■ **PROBLEM TO WORK ON**:
Copy the rows below word for word, leaving out the pictures.

==*==

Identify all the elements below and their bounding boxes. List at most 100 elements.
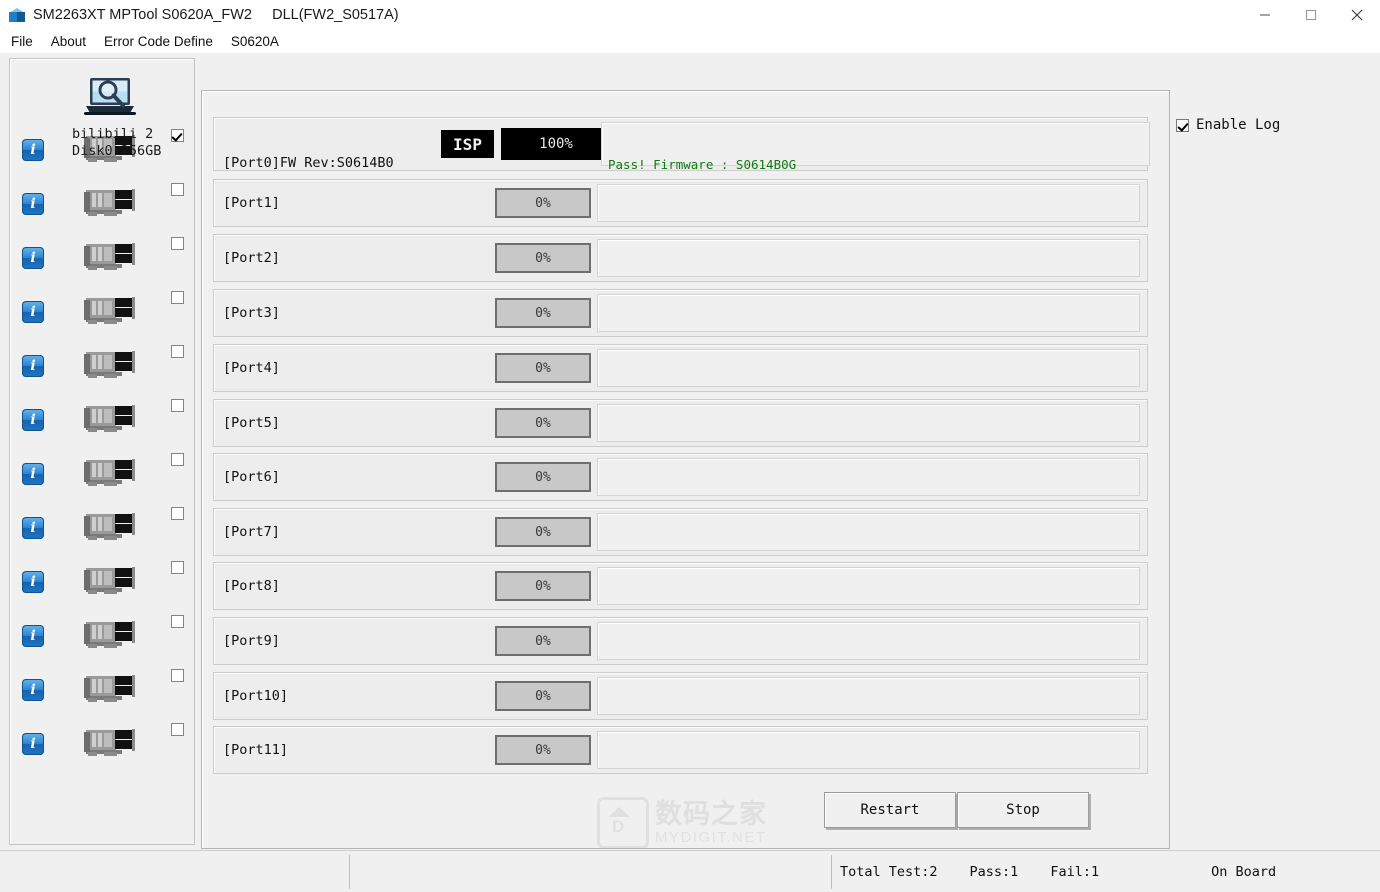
checkbox-box	[1176, 118, 1189, 132]
port-row[interactable]: [Port6] 0%	[213, 453, 1148, 501]
status-panel-center	[349, 855, 831, 889]
device-checkbox-2[interactable]	[171, 237, 184, 250]
pcie-card-icon	[82, 726, 138, 758]
device-row-2[interactable]: i	[10, 229, 194, 283]
info-icon[interactable]: i	[22, 193, 44, 215]
port-row[interactable]: [Port3] 0%	[213, 289, 1148, 337]
info-icon[interactable]: i	[22, 301, 44, 323]
device-row-8[interactable]: i	[10, 553, 194, 607]
port-status-message	[597, 677, 1140, 715]
pass-count: Pass:1	[969, 864, 1019, 880]
device-label-line2: Disk0:256GB	[72, 143, 162, 159]
device-row-7[interactable]: i	[10, 499, 194, 553]
port-row[interactable]: [Port8] 0%	[213, 562, 1148, 610]
main-tab-panel: [Port0]FW Rev:S0614B0 MN:bilibili 256G N…	[201, 90, 1170, 849]
device-row-1[interactable]: i	[10, 175, 194, 229]
info-icon[interactable]: i	[22, 409, 44, 431]
device-row-3[interactable]: i	[10, 283, 194, 337]
port-status-message	[597, 349, 1140, 387]
port-label: [Port11]	[223, 742, 289, 758]
progress-display: 100%	[501, 128, 611, 160]
progress-display: 0%	[495, 735, 591, 765]
port-row[interactable]: [Port7] 0%	[213, 508, 1148, 556]
device-checkbox-11[interactable]	[171, 723, 184, 736]
info-icon[interactable]: i	[22, 625, 44, 647]
port-status-message: Pass! Firmware : S0614B0G Pretest Total …	[601, 122, 1150, 220]
menu-item-s0620a[interactable]: S0620A	[222, 34, 288, 49]
device-checkbox-9[interactable]	[171, 615, 184, 628]
port-row[interactable]: [Port4] 0%	[213, 344, 1148, 392]
device-checkbox-0[interactable]	[171, 129, 184, 142]
port-label: [Port5]	[223, 415, 280, 431]
progress-display: 0%	[495, 353, 591, 383]
progress-display: 0%	[495, 626, 591, 656]
device-row-6[interactable]: i	[10, 445, 194, 499]
info-icon[interactable]: i	[22, 247, 44, 269]
device-row-11[interactable]: i	[10, 715, 194, 769]
enable-log-checkbox[interactable]: Enable Log	[1176, 117, 1280, 133]
total-test-count: Total Test:2	[840, 864, 938, 880]
maximize-icon[interactable]	[1288, 0, 1334, 30]
device-row-10[interactable]: i	[10, 661, 194, 715]
port-label: [Port6]	[223, 469, 280, 485]
port-label: [Port7]	[223, 524, 280, 540]
device-checkbox-8[interactable]	[171, 561, 184, 574]
status-panel-right: Total Test:2 Pass:1 Fail:1 On Board	[831, 855, 1376, 889]
port-row[interactable]: [Port1] 0%	[213, 179, 1148, 227]
fail-count: Fail:1	[1050, 864, 1100, 880]
port-label: [Port2]	[223, 250, 280, 266]
close-icon[interactable]	[1334, 0, 1380, 30]
board-mode-label: On Board	[1211, 864, 1277, 880]
laptop-search-icon	[84, 77, 136, 117]
info-icon[interactable]: i	[22, 571, 44, 593]
pcie-card-icon	[82, 564, 138, 596]
stop-button[interactable]: Stop	[957, 792, 1089, 828]
device-checkbox-6[interactable]	[171, 453, 184, 466]
port-row[interactable]: [Port9] 0%	[213, 617, 1148, 665]
port-label: [Port9]	[223, 633, 280, 649]
port-row[interactable]: [Port2] 0%	[213, 234, 1148, 282]
device-checkbox-10[interactable]	[171, 669, 184, 682]
port-row[interactable]: [Port11] 0%	[213, 726, 1148, 774]
restart-button[interactable]: Restart	[824, 792, 956, 828]
device-checkbox-5[interactable]	[171, 399, 184, 412]
info-icon[interactable]: i	[22, 463, 44, 485]
enable-log-label: Enable Log	[1196, 117, 1281, 133]
info-icon[interactable]: i	[22, 139, 44, 161]
pcie-card-icon	[82, 348, 138, 380]
status-panel-left	[4, 855, 349, 889]
isp-indicator: ISP	[441, 130, 494, 158]
port-row[interactable]: [Port10] 0%	[213, 672, 1148, 720]
info-icon[interactable]: i	[22, 517, 44, 539]
pcie-card-icon	[82, 510, 138, 542]
device-checkbox-3[interactable]	[171, 291, 184, 304]
port-row[interactable]: [Port0]FW Rev:S0614B0 MN:bilibili 256G N…	[213, 117, 1150, 267]
port0-status-line1: Pass! Firmware : S0614B0G	[608, 157, 797, 172]
port-label: [Port4]	[223, 360, 280, 376]
menu-item-file[interactable]: File	[2, 34, 42, 49]
progress-display: 0%	[495, 188, 591, 218]
menu-item-error-code-define[interactable]: Error Code Define	[95, 34, 222, 49]
device-row-9[interactable]: i	[10, 607, 194, 661]
device-row-4[interactable]: i	[10, 337, 194, 391]
progress-display: 0%	[495, 462, 591, 492]
menu-item-about[interactable]: About	[42, 34, 95, 49]
device-list-panel: i bilibili 2 Disk0:256GB i i i i i i i i…	[9, 58, 195, 845]
info-icon[interactable]: i	[22, 733, 44, 755]
device-row-5[interactable]: i	[10, 391, 194, 445]
port0-fw-rev: [Port0]FW Rev:S0614B0	[223, 155, 394, 171]
info-icon[interactable]: i	[22, 679, 44, 701]
device-row-0[interactable]: i bilibili 2 Disk0:256GB	[10, 121, 194, 175]
info-icon[interactable]: i	[22, 355, 44, 377]
status-bar: Total Test:2 Pass:1 Fail:1 On Board	[0, 850, 1380, 892]
progress-display: 0%	[495, 517, 591, 547]
device-checkbox-7[interactable]	[171, 507, 184, 520]
device-checkbox-1[interactable]	[171, 183, 184, 196]
device-checkbox-4[interactable]	[171, 345, 184, 358]
pcie-card-icon	[82, 294, 138, 326]
port-status-message	[597, 404, 1140, 442]
minimize-icon[interactable]	[1242, 0, 1288, 30]
port-row[interactable]: [Port5] 0%	[213, 399, 1148, 447]
progress-display: 0%	[495, 571, 591, 601]
pcie-card-icon	[82, 240, 138, 272]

==*==

■ **FULL RESPONSE**:
Identify all the elements below and their bounding boxes. List at most 100 elements.
checkbox-box	[1176, 118, 1189, 132]
port-row[interactable]: [Port6] 0%	[213, 453, 1148, 501]
status-panel-center	[349, 855, 831, 889]
device-checkbox-2[interactable]	[171, 237, 184, 250]
pcie-card-icon	[82, 726, 138, 758]
device-row-2[interactable]: i	[10, 229, 194, 283]
info-icon[interactable]: i	[22, 193, 44, 215]
port-row[interactable]: [Port3] 0%	[213, 289, 1148, 337]
info-icon[interactable]: i	[22, 301, 44, 323]
device-row-8[interactable]: i	[10, 553, 194, 607]
port-status-message	[597, 677, 1140, 715]
pass-count: Pass:1	[969, 864, 1019, 880]
device-label-line2: Disk0:256GB	[72, 143, 162, 159]
device-row-7[interactable]: i	[10, 499, 194, 553]
port-row[interactable]: [Port8] 0%	[213, 562, 1148, 610]
main-tab-panel: [Port0]FW Rev:S0614B0 MN:bilibili 256G N…	[201, 90, 1170, 849]
device-row-1[interactable]: i	[10, 175, 194, 229]
info-icon[interactable]: i	[22, 409, 44, 431]
device-row-3[interactable]: i	[10, 283, 194, 337]
port-status-message	[597, 349, 1140, 387]
port-label: [Port11]	[223, 742, 289, 758]
progress-display: 100%	[501, 128, 611, 160]
progress-display: 0%	[495, 735, 591, 765]
port-row[interactable]: [Port7] 0%	[213, 508, 1148, 556]
device-checkbox-11[interactable]	[171, 723, 184, 736]
info-icon[interactable]: i	[22, 625, 44, 647]
port-status-message: Pass! Firmware : S0614B0G Pretest Total …	[601, 122, 1150, 220]
menu-item-s0620a[interactable]: S0620A	[222, 34, 288, 49]
device-checkbox-9[interactable]	[171, 615, 184, 628]
port-row[interactable]: [Port4] 0%	[213, 344, 1148, 392]
device-checkbox-0[interactable]	[171, 129, 184, 142]
port-label: [Port5]	[223, 415, 280, 431]
progress-display: 0%	[495, 353, 591, 383]
progress-display: 0%	[495, 626, 591, 656]
device-row-6[interactable]: i	[10, 445, 194, 499]
info-icon[interactable]: i	[22, 247, 44, 269]
device-row-11[interactable]: i	[10, 715, 194, 769]
enable-log-checkbox[interactable]: Enable Log	[1176, 117, 1280, 133]
total-test-count: Total Test:2	[840, 864, 938, 880]
maximize-icon[interactable]	[1288, 0, 1334, 30]
device-row-10[interactable]: i	[10, 661, 194, 715]
port-label: [Port6]	[223, 469, 280, 485]
port-label: [Port7]	[223, 524, 280, 540]
device-checkbox-8[interactable]	[171, 561, 184, 574]
status-panel-right: Total Test:2 Pass:1 Fail:1 On Board	[831, 855, 1376, 889]
port-row[interactable]: [Port1] 0%	[213, 179, 1148, 227]
fail-count: Fail:1	[1050, 864, 1100, 880]
port-label: [Port2]	[223, 250, 280, 266]
close-icon[interactable]	[1334, 0, 1380, 30]
board-mode-label: On Board	[1211, 864, 1277, 880]
laptop-search-icon	[84, 77, 136, 117]
info-icon[interactable]: i	[22, 571, 44, 593]
pcie-card-icon	[82, 564, 138, 596]
stop-button[interactable]: Stop	[957, 792, 1089, 828]
device-checkbox-6[interactable]	[171, 453, 184, 466]
port-row[interactable]: [Port9] 0%	[213, 617, 1148, 665]
port-label: [Port9]	[223, 633, 280, 649]
port-row[interactable]: [Port2] 0%	[213, 234, 1148, 282]
device-checkbox-10[interactable]	[171, 669, 184, 682]
port-row[interactable]: [Port11] 0%	[213, 726, 1148, 774]
restart-button[interactable]: Restart	[824, 792, 956, 828]
device-checkbox-5[interactable]	[171, 399, 184, 412]
info-icon[interactable]: i	[22, 463, 44, 485]
enable-log-label: Enable Log	[1196, 117, 1281, 133]
info-icon[interactable]: i	[22, 139, 44, 161]
pcie-card-icon	[82, 348, 138, 380]
status-panel-left	[4, 855, 349, 889]
isp-indicator: ISP	[441, 130, 494, 158]
port-row[interactable]: [Port10] 0%	[213, 672, 1148, 720]
info-icon[interactable]: i	[22, 517, 44, 539]
pcie-card-icon	[82, 510, 138, 542]
device-checkbox-3[interactable]	[171, 291, 184, 304]
port-row[interactable]: [Port0]FW Rev:S0614B0 MN:bilibili 256G N…	[213, 117, 1150, 267]
port0-status-line1: Pass! Firmware : S0614B0G	[608, 157, 797, 172]
port-label: [Port4]	[223, 360, 280, 376]
menu-item-file[interactable]: File	[2, 34, 42, 49]
progress-display: 0%	[495, 188, 591, 218]
menu-item-error-code-define[interactable]: Error Code Define	[95, 34, 222, 49]
device-row-9[interactable]: i	[10, 607, 194, 661]
device-row-4[interactable]: i	[10, 337, 194, 391]
progress-display: 0%	[495, 462, 591, 492]
menu-item-about[interactable]: About	[42, 34, 95, 49]
device-list-panel: i bilibili 2 Disk0:256GB i i i i i i i i…	[9, 58, 195, 845]
info-icon[interactable]: i	[22, 733, 44, 755]
device-row-5[interactable]: i	[10, 391, 194, 445]
port0-fw-rev: [Port0]FW Rev:S0614B0	[223, 155, 394, 171]
info-icon[interactable]: i	[22, 679, 44, 701]
device-row-0[interactable]: i bilibili 2 Disk0:256GB	[10, 121, 194, 175]
info-icon[interactable]: i	[22, 355, 44, 377]
status-bar: Total Test:2 Pass:1 Fail:1 On Board	[0, 850, 1380, 892]
progress-display: 0%	[495, 517, 591, 547]
device-checkbox-7[interactable]	[171, 507, 184, 520]
device-checkbox-1[interactable]	[171, 183, 184, 196]
device-checkbox-4[interactable]	[171, 345, 184, 358]
pcie-card-icon	[82, 294, 138, 326]
port-status-message	[597, 404, 1140, 442]
minimize-icon[interactable]	[1242, 0, 1288, 30]
port-row[interactable]: [Port5] 0%	[213, 399, 1148, 447]
progress-display: 0%	[495, 571, 591, 601]
pcie-card-icon	[82, 240, 138, 272]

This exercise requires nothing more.